--- Start Data supplied ---

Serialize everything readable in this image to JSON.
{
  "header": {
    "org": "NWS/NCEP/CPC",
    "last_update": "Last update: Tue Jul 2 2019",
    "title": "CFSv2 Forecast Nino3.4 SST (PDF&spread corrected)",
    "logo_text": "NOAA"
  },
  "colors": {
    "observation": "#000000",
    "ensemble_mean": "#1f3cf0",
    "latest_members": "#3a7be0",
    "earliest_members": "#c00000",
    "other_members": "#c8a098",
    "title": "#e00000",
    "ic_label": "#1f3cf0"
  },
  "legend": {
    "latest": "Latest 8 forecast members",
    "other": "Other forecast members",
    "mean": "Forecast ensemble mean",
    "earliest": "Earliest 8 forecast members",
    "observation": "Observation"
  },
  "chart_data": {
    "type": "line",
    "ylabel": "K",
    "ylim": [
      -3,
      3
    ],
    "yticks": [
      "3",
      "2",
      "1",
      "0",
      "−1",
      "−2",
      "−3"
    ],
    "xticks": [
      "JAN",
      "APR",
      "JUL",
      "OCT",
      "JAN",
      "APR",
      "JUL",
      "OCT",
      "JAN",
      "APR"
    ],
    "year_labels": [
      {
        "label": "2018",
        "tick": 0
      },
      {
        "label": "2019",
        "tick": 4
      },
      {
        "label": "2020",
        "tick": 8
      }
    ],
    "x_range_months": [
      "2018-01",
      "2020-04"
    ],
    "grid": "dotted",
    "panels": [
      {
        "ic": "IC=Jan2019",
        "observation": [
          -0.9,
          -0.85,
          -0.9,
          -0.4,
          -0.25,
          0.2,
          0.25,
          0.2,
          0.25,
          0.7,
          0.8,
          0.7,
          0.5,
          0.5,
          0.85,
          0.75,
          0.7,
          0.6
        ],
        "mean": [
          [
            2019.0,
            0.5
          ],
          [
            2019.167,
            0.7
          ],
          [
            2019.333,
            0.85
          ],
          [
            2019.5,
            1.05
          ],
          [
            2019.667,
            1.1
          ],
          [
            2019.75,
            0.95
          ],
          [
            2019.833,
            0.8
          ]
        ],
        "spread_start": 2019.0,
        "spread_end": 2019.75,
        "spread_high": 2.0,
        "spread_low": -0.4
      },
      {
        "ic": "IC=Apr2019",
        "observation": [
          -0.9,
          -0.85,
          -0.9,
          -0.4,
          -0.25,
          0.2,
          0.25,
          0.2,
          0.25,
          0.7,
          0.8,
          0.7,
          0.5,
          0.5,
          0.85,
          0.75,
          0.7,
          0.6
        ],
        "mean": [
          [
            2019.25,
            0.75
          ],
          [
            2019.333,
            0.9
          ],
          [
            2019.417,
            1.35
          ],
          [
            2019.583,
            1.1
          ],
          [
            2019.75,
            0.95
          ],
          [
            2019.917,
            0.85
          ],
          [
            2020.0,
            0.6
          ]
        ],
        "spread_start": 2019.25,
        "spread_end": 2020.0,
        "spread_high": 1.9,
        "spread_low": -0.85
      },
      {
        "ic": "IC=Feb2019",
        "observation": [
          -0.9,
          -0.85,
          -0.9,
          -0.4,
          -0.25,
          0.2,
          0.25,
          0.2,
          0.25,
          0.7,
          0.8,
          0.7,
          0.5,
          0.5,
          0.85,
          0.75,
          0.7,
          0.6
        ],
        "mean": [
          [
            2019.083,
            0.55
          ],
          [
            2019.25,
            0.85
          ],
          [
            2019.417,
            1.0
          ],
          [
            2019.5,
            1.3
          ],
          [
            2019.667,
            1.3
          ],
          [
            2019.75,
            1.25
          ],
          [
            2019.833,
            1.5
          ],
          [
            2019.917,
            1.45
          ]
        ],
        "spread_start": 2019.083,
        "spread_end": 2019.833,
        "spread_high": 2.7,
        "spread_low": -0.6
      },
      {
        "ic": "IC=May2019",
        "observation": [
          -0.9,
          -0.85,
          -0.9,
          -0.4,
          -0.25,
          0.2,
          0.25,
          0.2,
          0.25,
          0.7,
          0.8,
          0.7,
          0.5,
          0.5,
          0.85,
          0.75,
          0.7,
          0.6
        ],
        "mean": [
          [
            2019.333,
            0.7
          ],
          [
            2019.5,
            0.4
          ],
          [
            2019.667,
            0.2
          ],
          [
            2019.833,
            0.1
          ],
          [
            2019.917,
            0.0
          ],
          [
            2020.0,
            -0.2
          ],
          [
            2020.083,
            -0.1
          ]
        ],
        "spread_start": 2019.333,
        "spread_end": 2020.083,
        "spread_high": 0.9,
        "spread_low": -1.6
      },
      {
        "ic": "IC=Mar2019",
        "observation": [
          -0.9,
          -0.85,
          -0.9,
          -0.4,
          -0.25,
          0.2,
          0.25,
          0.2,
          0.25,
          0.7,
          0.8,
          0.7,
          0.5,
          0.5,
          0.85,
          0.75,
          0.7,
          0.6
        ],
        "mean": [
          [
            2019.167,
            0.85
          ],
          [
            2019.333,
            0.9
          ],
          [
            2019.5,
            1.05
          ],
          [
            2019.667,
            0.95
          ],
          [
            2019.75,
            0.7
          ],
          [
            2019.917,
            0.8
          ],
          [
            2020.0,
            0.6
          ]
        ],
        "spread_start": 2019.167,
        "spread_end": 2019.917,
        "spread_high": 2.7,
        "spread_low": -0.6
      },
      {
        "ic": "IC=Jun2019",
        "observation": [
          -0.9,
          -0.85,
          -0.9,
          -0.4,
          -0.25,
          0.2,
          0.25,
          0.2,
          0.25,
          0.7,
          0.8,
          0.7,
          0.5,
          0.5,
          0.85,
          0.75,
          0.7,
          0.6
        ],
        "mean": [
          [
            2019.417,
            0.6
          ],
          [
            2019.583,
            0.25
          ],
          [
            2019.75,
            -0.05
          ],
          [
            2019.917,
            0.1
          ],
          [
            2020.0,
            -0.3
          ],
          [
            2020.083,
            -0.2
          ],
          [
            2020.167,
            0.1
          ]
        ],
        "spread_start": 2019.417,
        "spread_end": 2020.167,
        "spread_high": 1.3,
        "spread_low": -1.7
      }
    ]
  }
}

--- End Data supplied ---

▶ [Written exercise]: Write every entry out again exactly.

▶ [Correct output]:
Serialize everything readable in this image to JSON.
{
  "header": {
    "org": "NWS/NCEP/CPC",
    "last_update": "Last update: Tue Jul 2 2019",
    "title": "CFSv2 Forecast Nino3.4 SST (PDF&spread corrected)",
    "logo_text": "NOAA"
  },
  "colors": {
    "observation": "#000000",
    "ensemble_mean": "#1f3cf0",
    "latest_members": "#3a7be0",
    "earliest_members": "#c00000",
    "other_members": "#c8a098",
    "title": "#e00000",
    "ic_label": "#1f3cf0"
  },
  "legend": {
    "latest": "Latest 8 forecast members",
    "other": "Other forecast members",
    "mean": "Forecast ensemble mean",
    "earliest": "Earliest 8 forecast members",
    "observation": "Observation"
  },
  "chart_data": {
    "type": "line",
    "ylabel": "K",
    "ylim": [
      -3,
      3
    ],
    "yticks": [
      "3",
      "2",
      "1",
      "0",
      "−1",
      "−2",
      "−3"
    ],
    "xticks": [
      "JAN",
      "APR",
      "JUL",
      "OCT",
      "JAN",
      "APR",
      "JUL",
      "OCT",
      "JAN",
      "APR"
    ],
    "year_labels": [
      {
        "label": "2018",
        "tick": 0
      },
      {
        "label": "2019",
        "tick": 4
      },
      {
        "label": "2020",
        "tick": 8
      }
    ],
    "x_range_months": [
      "2018-01",
      "2020-04"
    ],
    "grid": "dotted",
    "panels": [
      {
        "ic": "IC=Jan2019",
        "observation": [
          -0.9,
          -0.85,
          -0.9,
          -0.4,
          -0.25,
          0.2,
          0.25,
          0.2,
          0.25,
          0.7,
          0.8,
          0.7,
          0.5,
          0.5,
          0.85,
          0.75,
          0.7,
          0.6
        ],
        "mean": [
          [
            2019.0,
            0.5
          ],
          [
            2019.167,
            0.7
          ],
          [
            2019.333,
            0.85
          ],
          [
            2019.5,
            1.05
          ],
          [
            2019.667,
            1.1
          ],
          [
            2019.75,
            0.95
          ],
          [
            2019.833,
            0.8
          ]
        ],
        "spread_start": 2019.0,
        "spread_end": 2019.75,
        "spread_high": 2.0,
        "spread_low": -0.4
      },
      {
        "ic": "IC=Apr2019",
        "observation": [
          -0.9,
          -0.85,
          -0.9,
          -0.4,
          -0.25,
          0.2,
          0.25,
          0.2,
          0.25,
          0.7,
          0.8,
          0.7,
          0.5,
          0.5,
          0.85,
          0.75,
          0.7,
          0.6
        ],
        "mean": [
          [
            2019.25,
            0.75
          ],
          [
            2019.333,
            0.9
          ],
          [
            2019.417,
            1.35
          ],
          [
            2019.583,
            1.1
          ],
          [
            2019.75,
            0.95
          ],
          [
            2019.917,
            0.85
          ],
          [
            2020.0,
            0.6
          ]
        ],
        "spread_start": 2019.25,
        "spread_end": 2020.0,
        "spread_high": 1.9,
        "spread_low": -0.85
      },
      {
        "ic": "IC=Feb2019",
        "observation": [
          -0.9,
          -0.85,
          -0.9,
          -0.4,
          -0.25,
          0.2,
          0.25,
          0.2,
          0.25,
          0.7,
          0.8,
          0.7,
          0.5,
          0.5,
          0.85,
          0.75,
          0.7,
          0.6
        ],
        "mean": [
          [
            2019.083,
            0.55
          ],
          [
            2019.25,
            0.85
          ],
          [
            2019.417,
            1.0
          ],
          [
            2019.5,
            1.3
          ],
          [
            2019.667,
            1.3
          ],
          [
            2019.75,
            1.25
          ],
          [
            2019.833,
            1.5
          ],
          [
            2019.917,
            1.45
          ]
        ],
        "spread_start": 2019.083,
        "spread_end": 2019.833,
        "spread_high": 2.7,
        "spread_low": -0.6
      },
      {
        "ic": "IC=May2019",
        "observation": [
          -0.9,
          -0.85,
          -0.9,
          -0.4,
          -0.25,
          0.2,
          0.25,
          0.2,
          0.25,
          0.7,
          0.8,
          0.7,
          0.5,
          0.5,
          0.85,
          0.75,
          0.7,
          0.6
        ],
        "mean": [
          [
            2019.333,
            0.7
          ],
          [
            2019.5,
            0.4
          ],
          [
            2019.667,
            0.2
          ],
          [
            2019.833,
            0.1
          ],
          [
            2019.917,
            0.0
          ],
          [
            2020.0,
            -0.2
          ],
          [
            2020.083,
            -0.1
          ]
        ],
        "spread_start": 2019.333,
        "spread_end": 2020.083,
        "spread_high": 0.9,
        "spread_low": -1.6
      },
      {
        "ic": "IC=Mar2019",
        "observation": [
          -0.9,
          -0.85,
          -0.9,
          -0.4,
          -0.25,
          0.2,
          0.25,
          0.2,
          0.25,
          0.7,
          0.8,
          0.7,
          0.5,
          0.5,
          0.85,
          0.75,
          0.7,
          0.6
        ],
        "mean": [
          [
            2019.167,
            0.85
          ],
          [
            2019.333,
            0.9
          ],
          [
            2019.5,
            1.05
          ],
          [
            2019.667,
            0.95
          ],
          [
            2019.75,
            0.7
          ],
          [
            2019.917,
            0.8
          ],
          [
            2020.0,
            0.6
          ]
        ],
        "spread_start": 2019.167,
        "spread_end": 2019.917,
        "spread_high": 2.7,
        "spread_low": -0.6
      },
      {
        "ic": "IC=Jun2019",
        "observation": [
          -0.9,
          -0.85,
          -0.9,
          -0.4,
          -0.25,
          0.2,
          0.25,
          0.2,
          0.25,
          0.7,
          0.8,
          0.7,
          0.5,
          0.5,
          0.85,
          0.75,
          0.7,
          0.6
        ],
        "mean": [
          [
            2019.417,
            0.6
          ],
          [
            2019.583,
            0.25
          ],
          [
            2019.75,
            -0.05
          ],
          [
            2019.917,
            0.1
          ],
          [
            2020.0,
            -0.3
          ],
          [
            2020.083,
            -0.2
          ],
          [
            2020.167,
            0.1
          ]
        ],
        "spread_start": 2019.417,
        "spread_end": 2020.167,
        "spread_high": 1.3,
        "spread_low": -1.7
      }
    ]
  }
}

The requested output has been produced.